## Exercise goal
Type the records out again in full, exactly.

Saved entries
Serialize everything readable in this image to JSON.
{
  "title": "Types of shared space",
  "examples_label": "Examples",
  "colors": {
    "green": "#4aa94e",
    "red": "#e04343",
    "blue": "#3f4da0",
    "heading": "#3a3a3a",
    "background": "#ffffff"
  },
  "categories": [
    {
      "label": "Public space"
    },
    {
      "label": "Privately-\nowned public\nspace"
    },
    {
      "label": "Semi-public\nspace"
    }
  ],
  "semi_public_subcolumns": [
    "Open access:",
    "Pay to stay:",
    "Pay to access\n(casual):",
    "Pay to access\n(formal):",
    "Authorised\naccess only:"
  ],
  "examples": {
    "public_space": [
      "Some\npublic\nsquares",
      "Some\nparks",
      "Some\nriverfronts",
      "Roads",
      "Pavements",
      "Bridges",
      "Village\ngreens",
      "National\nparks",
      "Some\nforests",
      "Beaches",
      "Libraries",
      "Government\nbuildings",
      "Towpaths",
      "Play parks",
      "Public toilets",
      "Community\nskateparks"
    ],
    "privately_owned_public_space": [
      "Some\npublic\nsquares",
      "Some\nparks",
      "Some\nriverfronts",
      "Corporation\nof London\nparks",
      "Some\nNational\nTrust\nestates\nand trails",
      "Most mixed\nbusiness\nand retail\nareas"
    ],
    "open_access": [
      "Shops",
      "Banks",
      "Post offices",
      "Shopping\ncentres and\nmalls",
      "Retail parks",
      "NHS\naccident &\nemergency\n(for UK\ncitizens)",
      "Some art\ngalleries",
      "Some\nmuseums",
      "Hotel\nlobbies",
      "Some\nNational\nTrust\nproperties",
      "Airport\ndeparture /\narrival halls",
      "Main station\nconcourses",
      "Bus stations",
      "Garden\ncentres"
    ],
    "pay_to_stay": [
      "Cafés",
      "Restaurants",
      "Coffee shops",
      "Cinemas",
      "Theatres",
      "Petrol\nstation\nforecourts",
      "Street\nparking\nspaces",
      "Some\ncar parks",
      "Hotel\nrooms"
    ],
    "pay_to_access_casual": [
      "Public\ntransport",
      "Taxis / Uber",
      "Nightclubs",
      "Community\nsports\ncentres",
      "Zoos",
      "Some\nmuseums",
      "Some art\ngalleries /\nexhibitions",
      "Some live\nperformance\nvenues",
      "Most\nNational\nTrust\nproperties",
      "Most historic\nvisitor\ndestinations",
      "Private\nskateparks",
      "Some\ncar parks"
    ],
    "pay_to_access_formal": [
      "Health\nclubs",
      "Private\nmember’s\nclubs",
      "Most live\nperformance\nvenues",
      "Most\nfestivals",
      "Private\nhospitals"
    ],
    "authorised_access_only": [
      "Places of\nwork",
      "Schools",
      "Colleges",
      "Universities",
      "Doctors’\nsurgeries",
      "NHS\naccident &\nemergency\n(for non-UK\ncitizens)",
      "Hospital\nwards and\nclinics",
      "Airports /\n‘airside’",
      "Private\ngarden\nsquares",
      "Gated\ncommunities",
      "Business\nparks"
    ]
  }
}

## Finished answer
Serialize everything readable in this image to JSON.
{
  "title": "Types of shared space",
  "examples_label": "Examples",
  "colors": {
    "green": "#4aa94e",
    "red": "#e04343",
    "blue": "#3f4da0",
    "heading": "#3a3a3a",
    "background": "#ffffff"
  },
  "categories": [
    {
      "label": "Public space"
    },
    {
      "label": "Privately-\nowned public\nspace"
    },
    {
      "label": "Semi-public\nspace"
    }
  ],
  "semi_public_subcolumns": [
    "Open access:",
    "Pay to stay:",
    "Pay to access\n(casual):",
    "Pay to access\n(formal):",
    "Authorised\naccess only:"
  ],
  "examples": {
    "public_space": [
      "Some\npublic\nsquares",
      "Some\nparks",
      "Some\nriverfronts",
      "Roads",
      "Pavements",
      "Bridges",
      "Village\ngreens",
      "National\nparks",
      "Some\nforests",
      "Beaches",
      "Libraries",
      "Government\nbuildings",
      "Towpaths",
      "Play parks",
      "Public toilets",
      "Community\nskateparks"
    ],
    "privately_owned_public_space": [
      "Some\npublic\nsquares",
      "Some\nparks",
      "Some\nriverfronts",
      "Corporation\nof London\nparks",
      "Some\nNational\nTrust\nestates\nand trails",
      "Most mixed\nbusiness\nand retail\nareas"
    ],
    "open_access": [
      "Shops",
      "Banks",
      "Post offices",
      "Shopping\ncentres and\nmalls",
      "Retail parks",
      "NHS\naccident &\nemergency\n(for UK\ncitizens)",
      "Some art\ngalleries",
      "Some\nmuseums",
      "Hotel\nlobbies",
      "Some\nNational\nTrust\nproperties",
      "Airport\ndeparture /\narrival halls",
      "Main station\nconcourses",
      "Bus stations",
      "Garden\ncentres"
    ],
    "pay_to_stay": [
      "Cafés",
      "Restaurants",
      "Coffee shops",
      "Cinemas",
      "Theatres",
      "Petrol\nstation\nforecourts",
      "Street\nparking\nspaces",
      "Some\ncar parks",
      "Hotel\nrooms"
    ],
    "pay_to_access_casual": [
      "Public\ntransport",
      "Taxis / Uber",
      "Nightclubs",
      "Community\nsports\ncentres",
      "Zoos",
      "Some\nmuseums",
      "Some art\ngalleries /\nexhibitions",
      "Some live\nperformance\nvenues",
      "Most\nNational\nTrust\nproperties",
      "Most historic\nvisitor\ndestinations",
      "Private\nskateparks",
      "Some\ncar parks"
    ],
    "pay_to_access_formal": [
      "Health\nclubs",
      "Private\nmember’s\nclubs",
      "Most live\nperformance\nvenues",
      "Most\nfestivals",
      "Private\nhospitals"
    ],
    "authorised_access_only": [
      "Places of\nwork",
      "Schools",
      "Colleges",
      "Universities",
      "Doctors’\nsurgeries",
      "NHS\naccident &\nemergency\n(for non-UK\ncitizens)",
      "Hospital\nwards and\nclinics",
      "Airports /\n‘airside’",
      "Private\ngarden\nsquares",
      "Gated\ncommunities",
      "Business\nparks"
    ]
  }
}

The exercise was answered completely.